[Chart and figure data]
□ □ □ □

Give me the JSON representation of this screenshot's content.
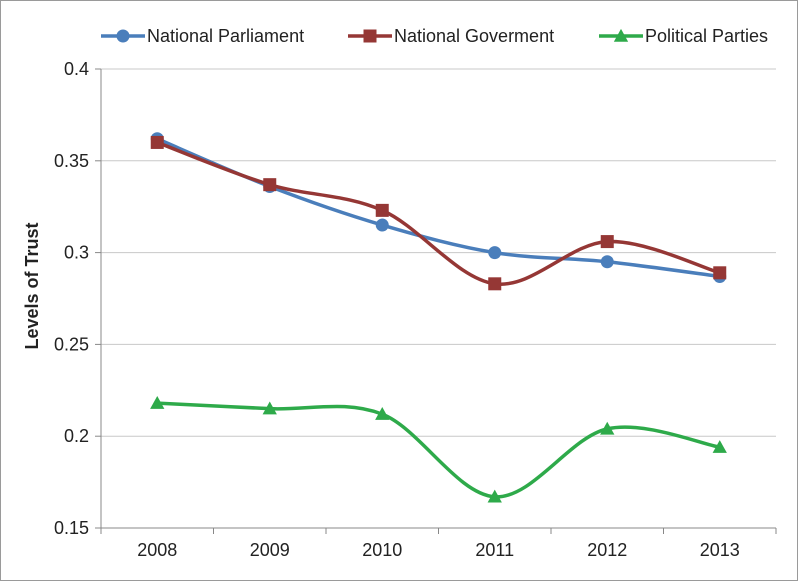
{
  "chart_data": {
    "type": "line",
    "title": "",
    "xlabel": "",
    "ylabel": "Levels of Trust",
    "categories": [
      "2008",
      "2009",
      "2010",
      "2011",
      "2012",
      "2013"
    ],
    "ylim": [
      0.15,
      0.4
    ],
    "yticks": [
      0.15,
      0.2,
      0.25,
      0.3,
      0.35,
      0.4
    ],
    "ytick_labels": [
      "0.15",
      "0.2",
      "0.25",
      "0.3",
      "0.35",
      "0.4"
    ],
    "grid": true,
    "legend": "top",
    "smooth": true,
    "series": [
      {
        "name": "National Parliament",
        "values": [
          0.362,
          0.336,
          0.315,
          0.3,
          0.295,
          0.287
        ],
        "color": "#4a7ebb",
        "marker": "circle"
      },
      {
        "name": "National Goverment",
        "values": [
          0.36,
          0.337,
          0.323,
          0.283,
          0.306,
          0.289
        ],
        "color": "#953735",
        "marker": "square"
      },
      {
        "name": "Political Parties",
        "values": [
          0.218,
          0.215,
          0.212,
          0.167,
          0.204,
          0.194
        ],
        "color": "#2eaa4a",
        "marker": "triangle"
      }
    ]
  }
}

□ □ □ □

# Work required:
Transcribe all the lines above exactly, apart from the pictures.

# Answer below:
Give me the JSON representation of this screenshot's content.
{
  "chart_data": {
    "type": "line",
    "title": "",
    "xlabel": "",
    "ylabel": "Levels of Trust",
    "categories": [
      "2008",
      "2009",
      "2010",
      "2011",
      "2012",
      "2013"
    ],
    "ylim": [
      0.15,
      0.4
    ],
    "yticks": [
      0.15,
      0.2,
      0.25,
      0.3,
      0.35,
      0.4
    ],
    "ytick_labels": [
      "0.15",
      "0.2",
      "0.25",
      "0.3",
      "0.35",
      "0.4"
    ],
    "grid": true,
    "legend": "top",
    "smooth": true,
    "series": [
      {
        "name": "National Parliament",
        "values": [
          0.362,
          0.336,
          0.315,
          0.3,
          0.295,
          0.287
        ],
        "color": "#4a7ebb",
        "marker": "circle"
      },
      {
        "name": "National Goverment",
        "values": [
          0.36,
          0.337,
          0.323,
          0.283,
          0.306,
          0.289
        ],
        "color": "#953735",
        "marker": "square"
      },
      {
        "name": "Political Parties",
        "values": [
          0.218,
          0.215,
          0.212,
          0.167,
          0.204,
          0.194
        ],
        "color": "#2eaa4a",
        "marker": "triangle"
      }
    ]
  }
}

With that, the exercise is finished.